> Page extract:
..............................

Your code will skip Text compositions, regardless of using the key or not. To see the effect of the key in LazyColumn, modify the code slightly.

class MainViewModel(application: Application) : AndroidViewModel(application) {

    val data = mutableStateListOf<String>()

    init {
        viewModelScope.launch { loadData() }
    }

    private suspend fun loadData() {
        // I am adding items after a delay to simulate
        // items getting added from a flow/other sources
        delay(2000L)
        data.add(sampleText(1))

        delay(2000L)
        data.add(sampleText(2))

        delay(2000L)
        data.add(sampleText(3))

        delay(2000L)
        data.add(sampleText(4))

        delay(2000L)
        data.add(0 ,sampleText(5)) // add Sample Text 5 at the index 0
    }

    private fun sampleText(id: Int): String = "Sample Text $id"

..............................

> Brief 1:
Answer these questions from the LazyColumn key text.
(a) What does the text say your code will skip whether or not the key is used?
(b) How long is each delay in loadData()?
(c) At what index is Sample Text 5 added?
> Brief 2:
Continue the LazyColumn key text from the point where it stops.

..............................

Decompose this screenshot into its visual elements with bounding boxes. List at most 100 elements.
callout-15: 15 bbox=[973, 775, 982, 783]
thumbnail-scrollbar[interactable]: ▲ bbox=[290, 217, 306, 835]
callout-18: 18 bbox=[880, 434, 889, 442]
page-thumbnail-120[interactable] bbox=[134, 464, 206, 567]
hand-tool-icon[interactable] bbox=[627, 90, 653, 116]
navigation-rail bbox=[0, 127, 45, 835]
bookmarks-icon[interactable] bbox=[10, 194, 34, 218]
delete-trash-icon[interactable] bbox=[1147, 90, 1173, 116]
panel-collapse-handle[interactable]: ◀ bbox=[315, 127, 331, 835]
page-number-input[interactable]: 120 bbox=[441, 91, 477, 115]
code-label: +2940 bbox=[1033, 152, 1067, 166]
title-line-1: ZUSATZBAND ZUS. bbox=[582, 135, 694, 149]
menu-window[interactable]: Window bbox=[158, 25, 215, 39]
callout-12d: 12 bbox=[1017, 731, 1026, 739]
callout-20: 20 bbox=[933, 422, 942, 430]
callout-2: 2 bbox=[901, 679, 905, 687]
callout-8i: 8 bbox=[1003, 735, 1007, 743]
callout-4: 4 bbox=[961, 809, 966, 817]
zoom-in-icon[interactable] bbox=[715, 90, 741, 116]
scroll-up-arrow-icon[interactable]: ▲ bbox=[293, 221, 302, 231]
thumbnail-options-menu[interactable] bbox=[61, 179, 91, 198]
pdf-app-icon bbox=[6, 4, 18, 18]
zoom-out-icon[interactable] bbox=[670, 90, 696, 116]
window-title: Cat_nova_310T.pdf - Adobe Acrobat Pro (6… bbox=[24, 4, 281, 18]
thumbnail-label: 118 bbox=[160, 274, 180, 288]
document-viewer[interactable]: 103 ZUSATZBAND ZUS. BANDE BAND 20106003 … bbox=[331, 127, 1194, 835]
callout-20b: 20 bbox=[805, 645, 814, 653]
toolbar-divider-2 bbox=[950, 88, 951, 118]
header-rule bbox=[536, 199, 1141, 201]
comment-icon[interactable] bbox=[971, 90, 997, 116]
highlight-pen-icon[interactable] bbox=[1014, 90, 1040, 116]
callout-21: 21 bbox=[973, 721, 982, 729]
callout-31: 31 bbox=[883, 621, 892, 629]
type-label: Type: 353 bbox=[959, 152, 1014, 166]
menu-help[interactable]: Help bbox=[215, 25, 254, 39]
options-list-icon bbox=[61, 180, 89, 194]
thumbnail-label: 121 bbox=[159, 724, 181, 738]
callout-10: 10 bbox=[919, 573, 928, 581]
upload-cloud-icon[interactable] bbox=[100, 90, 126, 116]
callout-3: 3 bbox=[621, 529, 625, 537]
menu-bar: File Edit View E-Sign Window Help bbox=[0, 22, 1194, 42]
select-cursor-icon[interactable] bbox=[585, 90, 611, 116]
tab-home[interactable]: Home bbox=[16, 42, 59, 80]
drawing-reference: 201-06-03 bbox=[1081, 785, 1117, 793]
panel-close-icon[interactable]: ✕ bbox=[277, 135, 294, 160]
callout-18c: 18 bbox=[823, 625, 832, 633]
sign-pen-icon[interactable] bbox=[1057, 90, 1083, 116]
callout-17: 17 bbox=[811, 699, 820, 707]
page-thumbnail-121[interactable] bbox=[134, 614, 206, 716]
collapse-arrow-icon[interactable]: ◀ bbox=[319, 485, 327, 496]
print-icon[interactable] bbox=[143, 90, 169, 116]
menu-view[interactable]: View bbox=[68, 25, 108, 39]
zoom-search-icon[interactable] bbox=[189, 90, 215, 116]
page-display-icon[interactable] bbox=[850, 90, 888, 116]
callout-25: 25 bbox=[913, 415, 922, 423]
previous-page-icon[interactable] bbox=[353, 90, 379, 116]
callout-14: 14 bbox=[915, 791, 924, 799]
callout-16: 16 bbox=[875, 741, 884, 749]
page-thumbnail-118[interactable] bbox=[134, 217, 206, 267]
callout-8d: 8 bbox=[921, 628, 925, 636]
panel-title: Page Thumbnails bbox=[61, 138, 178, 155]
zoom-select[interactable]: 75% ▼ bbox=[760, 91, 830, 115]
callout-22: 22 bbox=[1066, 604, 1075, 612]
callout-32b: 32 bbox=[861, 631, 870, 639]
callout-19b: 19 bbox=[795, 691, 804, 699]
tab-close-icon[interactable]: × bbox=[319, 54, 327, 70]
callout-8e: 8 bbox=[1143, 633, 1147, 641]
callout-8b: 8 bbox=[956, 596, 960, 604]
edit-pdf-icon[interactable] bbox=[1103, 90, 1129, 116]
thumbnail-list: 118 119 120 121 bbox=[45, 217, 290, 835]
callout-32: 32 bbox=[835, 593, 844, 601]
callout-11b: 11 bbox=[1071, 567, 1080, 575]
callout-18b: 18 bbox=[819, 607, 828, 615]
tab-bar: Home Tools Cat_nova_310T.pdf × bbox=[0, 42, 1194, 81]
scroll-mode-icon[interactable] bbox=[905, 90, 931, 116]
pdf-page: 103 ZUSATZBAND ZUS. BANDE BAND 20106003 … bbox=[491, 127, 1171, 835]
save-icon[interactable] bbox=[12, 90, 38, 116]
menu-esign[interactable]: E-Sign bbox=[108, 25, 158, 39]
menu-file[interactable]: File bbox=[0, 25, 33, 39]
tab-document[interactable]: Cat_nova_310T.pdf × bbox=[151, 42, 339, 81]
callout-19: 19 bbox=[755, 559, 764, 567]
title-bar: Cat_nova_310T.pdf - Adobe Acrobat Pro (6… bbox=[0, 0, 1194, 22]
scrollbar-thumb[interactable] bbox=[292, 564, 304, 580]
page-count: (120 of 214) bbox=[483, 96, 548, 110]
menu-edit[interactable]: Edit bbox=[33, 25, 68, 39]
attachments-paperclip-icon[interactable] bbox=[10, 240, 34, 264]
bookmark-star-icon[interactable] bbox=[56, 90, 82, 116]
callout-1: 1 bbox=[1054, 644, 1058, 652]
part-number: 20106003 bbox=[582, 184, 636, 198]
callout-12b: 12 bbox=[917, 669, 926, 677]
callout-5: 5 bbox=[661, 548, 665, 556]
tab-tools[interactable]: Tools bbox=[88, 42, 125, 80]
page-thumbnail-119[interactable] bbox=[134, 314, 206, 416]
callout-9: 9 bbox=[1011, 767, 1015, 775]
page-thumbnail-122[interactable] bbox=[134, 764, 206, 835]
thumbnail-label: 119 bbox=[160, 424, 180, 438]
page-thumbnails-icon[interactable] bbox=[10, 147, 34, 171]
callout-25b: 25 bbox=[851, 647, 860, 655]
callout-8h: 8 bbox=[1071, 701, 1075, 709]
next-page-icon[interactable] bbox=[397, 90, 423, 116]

..............................

> Answer area 1:
(a) Text compositions
(b) 2000L
(c) 0

> Answer area 2:
}

The code will not recompositions of Text if you don't use any key on items. When Sample Text 5 is added, recompositions will happen.

Sample Text 1 // this will be recomposed to Sample Text 5
Sample Text 2 // this will be recomposed to Sample Text 1
Sample Text 3 // this will be recomposed to Sample Text 2
Sample Text 4 // this will be recomposed to Sample Text 3
// a new Text will be created as Sample Text 4

But, when you specifiy the key of items, recompositions will be skipped. You can check it on the layout inspector.

With id, recompositions skipped

The numbers on the right side are skip counts.